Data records
* BEGIN *
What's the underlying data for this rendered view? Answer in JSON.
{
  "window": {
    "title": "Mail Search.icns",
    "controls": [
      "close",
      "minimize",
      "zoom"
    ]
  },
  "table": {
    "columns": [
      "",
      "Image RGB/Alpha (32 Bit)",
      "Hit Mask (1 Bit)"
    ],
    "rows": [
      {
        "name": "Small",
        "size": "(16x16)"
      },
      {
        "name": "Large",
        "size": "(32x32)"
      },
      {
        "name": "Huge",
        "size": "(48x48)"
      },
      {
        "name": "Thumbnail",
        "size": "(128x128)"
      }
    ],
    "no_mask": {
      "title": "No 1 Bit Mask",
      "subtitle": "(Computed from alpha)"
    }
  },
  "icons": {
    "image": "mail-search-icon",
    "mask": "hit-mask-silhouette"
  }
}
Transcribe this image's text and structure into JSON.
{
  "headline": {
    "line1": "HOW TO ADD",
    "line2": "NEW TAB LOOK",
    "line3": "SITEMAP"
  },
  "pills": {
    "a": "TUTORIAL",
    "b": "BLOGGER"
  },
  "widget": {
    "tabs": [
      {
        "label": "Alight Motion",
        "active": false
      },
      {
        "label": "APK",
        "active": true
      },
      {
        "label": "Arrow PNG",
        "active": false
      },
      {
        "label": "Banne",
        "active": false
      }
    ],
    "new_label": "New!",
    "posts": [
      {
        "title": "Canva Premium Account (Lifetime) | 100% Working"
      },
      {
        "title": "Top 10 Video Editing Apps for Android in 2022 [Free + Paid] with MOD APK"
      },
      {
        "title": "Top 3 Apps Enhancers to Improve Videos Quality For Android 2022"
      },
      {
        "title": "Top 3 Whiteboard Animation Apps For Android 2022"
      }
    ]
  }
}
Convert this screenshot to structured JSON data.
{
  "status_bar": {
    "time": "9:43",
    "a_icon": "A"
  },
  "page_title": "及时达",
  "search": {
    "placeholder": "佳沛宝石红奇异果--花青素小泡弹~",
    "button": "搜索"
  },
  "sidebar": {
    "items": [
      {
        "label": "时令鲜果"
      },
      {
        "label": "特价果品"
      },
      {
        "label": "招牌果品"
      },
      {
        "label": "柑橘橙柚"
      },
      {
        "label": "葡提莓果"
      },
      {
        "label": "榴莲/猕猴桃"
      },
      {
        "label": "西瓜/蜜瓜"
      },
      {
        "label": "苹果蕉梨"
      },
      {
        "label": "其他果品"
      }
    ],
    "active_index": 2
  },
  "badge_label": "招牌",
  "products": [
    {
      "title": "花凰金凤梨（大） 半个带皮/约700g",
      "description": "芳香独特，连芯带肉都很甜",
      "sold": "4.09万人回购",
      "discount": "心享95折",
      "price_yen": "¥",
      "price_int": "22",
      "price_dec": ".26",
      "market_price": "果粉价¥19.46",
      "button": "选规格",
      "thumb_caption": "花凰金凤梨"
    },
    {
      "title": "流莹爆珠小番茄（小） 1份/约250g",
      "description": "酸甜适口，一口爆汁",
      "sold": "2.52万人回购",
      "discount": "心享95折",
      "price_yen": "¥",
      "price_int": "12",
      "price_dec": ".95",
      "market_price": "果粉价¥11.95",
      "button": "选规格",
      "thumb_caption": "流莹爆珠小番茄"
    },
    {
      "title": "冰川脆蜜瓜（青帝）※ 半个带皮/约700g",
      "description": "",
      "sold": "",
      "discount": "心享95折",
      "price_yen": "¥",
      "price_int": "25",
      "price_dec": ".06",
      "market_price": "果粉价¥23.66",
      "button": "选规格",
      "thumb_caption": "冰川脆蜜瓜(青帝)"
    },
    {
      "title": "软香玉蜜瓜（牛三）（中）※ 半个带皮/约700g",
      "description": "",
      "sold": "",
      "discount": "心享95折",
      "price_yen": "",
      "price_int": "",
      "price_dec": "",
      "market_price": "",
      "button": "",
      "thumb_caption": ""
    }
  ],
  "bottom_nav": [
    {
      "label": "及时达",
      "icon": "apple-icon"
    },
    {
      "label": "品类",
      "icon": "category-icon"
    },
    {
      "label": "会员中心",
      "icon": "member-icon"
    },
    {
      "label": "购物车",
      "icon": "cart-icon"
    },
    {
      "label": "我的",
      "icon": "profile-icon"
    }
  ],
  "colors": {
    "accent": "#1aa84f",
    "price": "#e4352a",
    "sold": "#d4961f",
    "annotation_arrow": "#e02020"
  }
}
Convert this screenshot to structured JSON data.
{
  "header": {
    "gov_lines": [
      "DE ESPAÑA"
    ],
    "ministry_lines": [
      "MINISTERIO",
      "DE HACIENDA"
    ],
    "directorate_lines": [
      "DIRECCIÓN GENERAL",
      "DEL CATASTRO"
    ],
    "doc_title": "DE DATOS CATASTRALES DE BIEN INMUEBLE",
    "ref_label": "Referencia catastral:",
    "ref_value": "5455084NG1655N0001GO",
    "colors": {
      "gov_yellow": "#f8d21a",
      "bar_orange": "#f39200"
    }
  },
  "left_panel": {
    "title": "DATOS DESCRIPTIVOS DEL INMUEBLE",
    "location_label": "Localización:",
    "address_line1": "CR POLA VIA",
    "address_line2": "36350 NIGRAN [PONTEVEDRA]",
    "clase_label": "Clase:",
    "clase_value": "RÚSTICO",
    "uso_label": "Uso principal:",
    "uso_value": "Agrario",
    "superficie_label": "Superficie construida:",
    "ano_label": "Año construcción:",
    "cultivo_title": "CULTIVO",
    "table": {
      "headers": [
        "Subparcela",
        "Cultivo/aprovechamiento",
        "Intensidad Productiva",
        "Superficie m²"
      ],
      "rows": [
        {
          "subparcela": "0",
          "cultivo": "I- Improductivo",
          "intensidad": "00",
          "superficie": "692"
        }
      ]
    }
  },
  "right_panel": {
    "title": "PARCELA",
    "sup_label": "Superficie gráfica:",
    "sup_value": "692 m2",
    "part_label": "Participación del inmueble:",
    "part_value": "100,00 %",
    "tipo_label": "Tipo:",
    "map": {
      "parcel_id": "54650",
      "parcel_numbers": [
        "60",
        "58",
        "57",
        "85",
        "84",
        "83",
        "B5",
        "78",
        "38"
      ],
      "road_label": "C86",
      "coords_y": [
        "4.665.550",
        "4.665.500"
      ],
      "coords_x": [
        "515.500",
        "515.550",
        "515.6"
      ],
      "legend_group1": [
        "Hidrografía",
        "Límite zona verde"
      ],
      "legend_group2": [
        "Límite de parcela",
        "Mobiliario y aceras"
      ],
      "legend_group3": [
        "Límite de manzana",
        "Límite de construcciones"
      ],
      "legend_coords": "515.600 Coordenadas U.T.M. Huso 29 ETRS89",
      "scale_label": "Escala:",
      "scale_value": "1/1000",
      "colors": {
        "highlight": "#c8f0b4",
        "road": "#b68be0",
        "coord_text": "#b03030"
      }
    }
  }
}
* END *
- _EXERCISE GOAL_:
Please reproduce all of the entries exactly as they stand.

- _SOLUTION BELOW_:
What's the underlying data for this rendered view? Answer in JSON.
{
  "window": {
    "title": "Mail Search.icns",
    "controls": [
      "close",
      "minimize",
      "zoom"
    ]
  },
  "table": {
    "columns": [
      "",
      "Image RGB/Alpha (32 Bit)",
      "Hit Mask (1 Bit)"
    ],
    "rows": [
      {
        "name": "Small",
        "size": "(16x16)"
      },
      {
        "name": "Large",
        "size": "(32x32)"
      },
      {
        "name": "Huge",
        "size": "(48x48)"
      },
      {
        "name": "Thumbnail",
        "size": "(128x128)"
      }
    ],
    "no_mask": {
      "title": "No 1 Bit Mask",
      "subtitle": "(Computed from alpha)"
    }
  },
  "icons": {
    "image": "mail-search-icon",
    "mask": "hit-mask-silhouette"
  }
}
Transcribe this image's text and structure into JSON.
{
  "headline": {
    "line1": "HOW TO ADD",
    "line2": "NEW TAB LOOK",
    "line3": "SITEMAP"
  },
  "pills": {
    "a": "TUTORIAL",
    "b": "BLOGGER"
  },
  "widget": {
    "tabs": [
      {
        "label": "Alight Motion",
        "active": false
      },
      {
        "label": "APK",
        "active": true
      },
      {
        "label": "Arrow PNG",
        "active": false
      },
      {
        "label": "Banne",
        "active": false
      }
    ],
    "new_label": "New!",
    "posts": [
      {
        "title": "Canva Premium Account (Lifetime) | 100% Working"
      },
      {
        "title": "Top 10 Video Editing Apps for Android in 2022 [Free + Paid] with MOD APK"
      },
      {
        "title": "Top 3 Apps Enhancers to Improve Videos Quality For Android 2022"
      },
      {
        "title": "Top 3 Whiteboard Animation Apps For Android 2022"
      }
    ]
  }
}
Convert this screenshot to structured JSON data.
{
  "status_bar": {
    "time": "9:43",
    "a_icon": "A"
  },
  "page_title": "及时达",
  "search": {
    "placeholder": "佳沛宝石红奇异果--花青素小泡弹~",
    "button": "搜索"
  },
  "sidebar": {
    "items": [
      {
        "label": "时令鲜果"
      },
      {
        "label": "特价果品"
      },
      {
        "label": "招牌果品"
      },
      {
        "label": "柑橘橙柚"
      },
      {
        "label": "葡提莓果"
      },
      {
        "label": "榴莲/猕猴桃"
      },
      {
        "label": "西瓜/蜜瓜"
      },
      {
        "label": "苹果蕉梨"
      },
      {
        "label": "其他果品"
      }
    ],
    "active_index": 2
  },
  "badge_label": "招牌",
  "products": [
    {
      "title": "花凰金凤梨（大） 半个带皮/约700g",
      "description": "芳香独特，连芯带肉都很甜",
      "sold": "4.09万人回购",
      "discount": "心享95折",
      "price_yen": "¥",
      "price_int": "22",
      "price_dec": ".26",
      "market_price": "果粉价¥19.46",
      "button": "选规格",
      "thumb_caption": "花凰金凤梨"
    },
    {
      "title": "流莹爆珠小番茄（小） 1份/约250g",
      "description": "酸甜适口，一口爆汁",
      "sold": "2.52万人回购",
      "discount": "心享95折",
      "price_yen": "¥",
      "price_int": "12",
      "price_dec": ".95",
      "market_price": "果粉价¥11.95",
      "button": "选规格",
      "thumb_caption": "流莹爆珠小番茄"
    },
    {
      "title": "冰川脆蜜瓜（青帝）※ 半个带皮/约700g",
      "description": "",
      "sold": "",
      "discount": "心享95折",
      "price_yen": "¥",
      "price_int": "25",
      "price_dec": ".06",
      "market_price": "果粉价¥23.66",
      "button": "选规格",
      "thumb_caption": "冰川脆蜜瓜(青帝)"
    },
    {
      "title": "软香玉蜜瓜（牛三）（中）※ 半个带皮/约700g",
      "description": "",
      "sold": "",
      "discount": "心享95折",
      "price_yen": "",
      "price_int": "",
      "price_dec": "",
      "market_price": "",
      "button": "",
      "thumb_caption": ""
    }
  ],
  "bottom_nav": [
    {
      "label": "及时达",
      "icon": "apple-icon"
    },
    {
      "label": "品类",
      "icon": "category-icon"
    },
    {
      "label": "会员中心",
      "icon": "member-icon"
    },
    {
      "label": "购物车",
      "icon": "cart-icon"
    },
    {
      "label": "我的",
      "icon": "profile-icon"
    }
  ],
  "colors": {
    "accent": "#1aa84f",
    "price": "#e4352a",
    "sold": "#d4961f",
    "annotation_arrow": "#e02020"
  }
}
Convert this screenshot to structured JSON data.
{
  "header": {
    "gov_lines": [
      "DE ESPAÑA"
    ],
    "ministry_lines": [
      "MINISTERIO",
      "DE HACIENDA"
    ],
    "directorate_lines": [
      "DIRECCIÓN GENERAL",
      "DEL CATASTRO"
    ],
    "doc_title": "DE DATOS CATASTRALES DE BIEN INMUEBLE",
    "ref_label": "Referencia catastral:",
    "ref_value": "5455084NG1655N0001GO",
    "colors": {
      "gov_yellow": "#f8d21a",
      "bar_orange": "#f39200"
    }
  },
  "left_panel": {
    "title": "DATOS DESCRIPTIVOS DEL INMUEBLE",
    "location_label": "Localización:",
    "address_line1": "CR POLA VIA",
    "address_line2": "36350 NIGRAN [PONTEVEDRA]",
    "clase_label": "Clase:",
    "clase_value": "RÚSTICO",
    "uso_label": "Uso principal:",
    "uso_value": "Agrario",
    "superficie_label": "Superficie construida:",
    "ano_label": "Año construcción:",
    "cultivo_title": "CULTIVO",
    "table": {
      "headers": [
        "Subparcela",
        "Cultivo/aprovechamiento",
        "Intensidad Productiva",
        "Superficie m²"
      ],
      "rows": [
        {
          "subparcela": "0",
          "cultivo": "I- Improductivo",
          "intensidad": "00",
          "superficie": "692"
        }
      ]
    }
  },
  "right_panel": {
    "title": "PARCELA",
    "sup_label": "Superficie gráfica:",
    "sup_value": "692 m2",
    "part_label": "Participación del inmueble:",
    "part_value": "100,00 %",
    "tipo_label": "Tipo:",
    "map": {
      "parcel_id": "54650",
      "parcel_numbers": [
        "60",
        "58",
        "57",
        "85",
        "84",
        "83",
        "B5",
        "78",
        "38"
      ],
      "road_label": "C86",
      "coords_y": [
        "4.665.550",
        "4.665.500"
      ],
      "coords_x": [
        "515.500",
        "515.550",
        "515.6"
      ],
      "legend_group1": [
        "Hidrografía",
        "Límite zona verde"
      ],
      "legend_group2": [
        "Límite de parcela",
        "Mobiliario y aceras"
      ],
      "legend_group3": [
        "Límite de manzana",
        "Límite de construcciones"
      ],
      "legend_coords": "515.600 Coordenadas U.T.M. Huso 29 ETRS89",
      "scale_label": "Escala:",
      "scale_value": "1/1000",
      "colors": {
        "highlight": "#c8f0b4",
        "road": "#b68be0",
        "coord_text": "#b03030"
      }
    }
  }
}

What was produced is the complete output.